Stored data entries:
╔══

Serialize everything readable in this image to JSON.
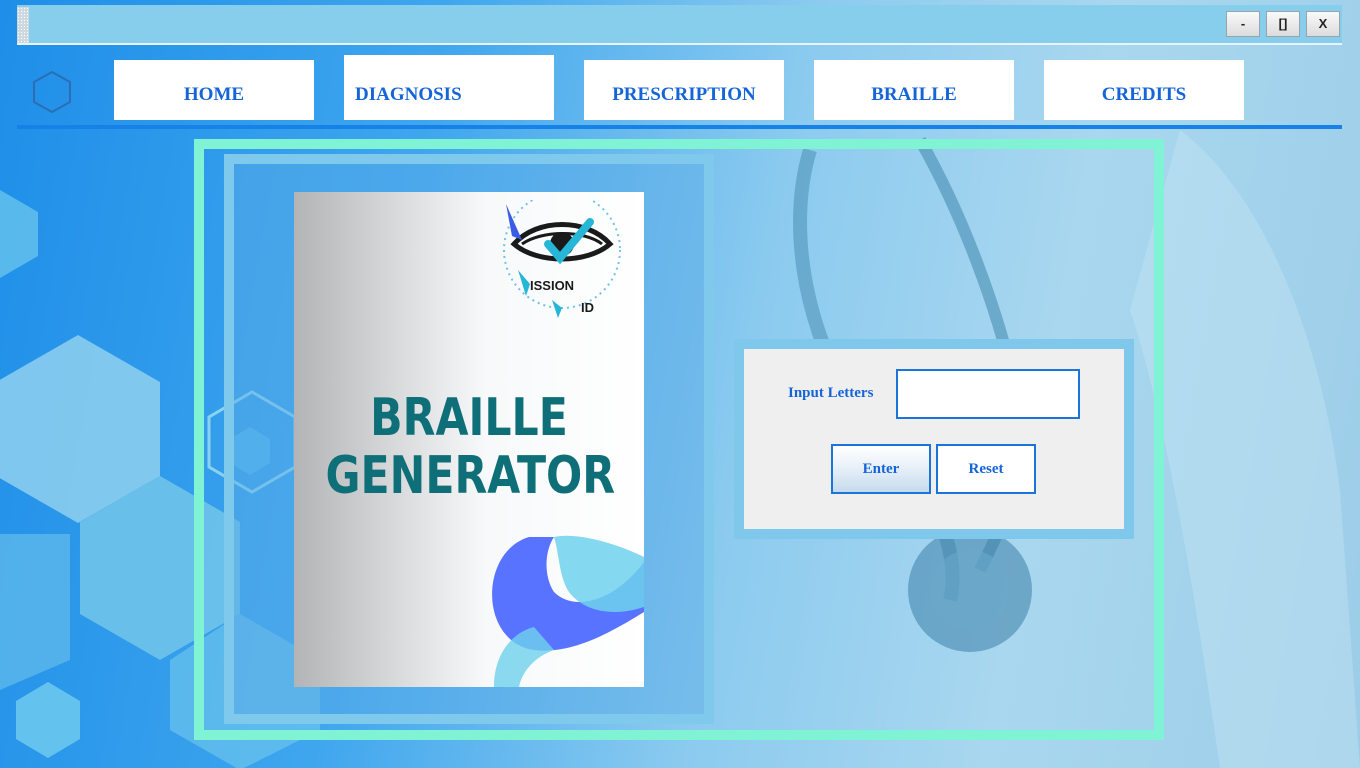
{
  "window": {
    "minimize_label": "-",
    "maximize_label": "[]",
    "close_label": "X"
  },
  "nav": {
    "home": "HOME",
    "diagnosis": "DIAGNOSIS",
    "prescription": "PRESCRIPTION",
    "braille": "BRAILLE",
    "credits": "CREDITS"
  },
  "poster": {
    "logo_word1": "ISSION",
    "logo_word2": "ID",
    "title_line1": "BRAILLE",
    "title_line2": "GENERATOR"
  },
  "form": {
    "input_label": "Input Letters",
    "input_value": "",
    "enter_label": "Enter",
    "reset_label": "Reset"
  },
  "colors": {
    "accent": "#1565d8",
    "frame": "#7ff3d3",
    "poster_title": "#0e6f78"
  },
  "icons": {
    "logo": "hexagon-icon",
    "poster_logo": "eye-check-icon"
  }
}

╚══

Task goal: Repeat the material above verbatim, with no pictures in the output.

Correct answer:
Serialize everything readable in this image to JSON.
{
  "window": {
    "minimize_label": "-",
    "maximize_label": "[]",
    "close_label": "X"
  },
  "nav": {
    "home": "HOME",
    "diagnosis": "DIAGNOSIS",
    "prescription": "PRESCRIPTION",
    "braille": "BRAILLE",
    "credits": "CREDITS"
  },
  "poster": {
    "logo_word1": "ISSION",
    "logo_word2": "ID",
    "title_line1": "BRAILLE",
    "title_line2": "GENERATOR"
  },
  "form": {
    "input_label": "Input Letters",
    "input_value": "",
    "enter_label": "Enter",
    "reset_label": "Reset"
  },
  "colors": {
    "accent": "#1565d8",
    "frame": "#7ff3d3",
    "poster_title": "#0e6f78"
  },
  "icons": {
    "logo": "hexagon-icon",
    "poster_logo": "eye-check-icon"
  }
}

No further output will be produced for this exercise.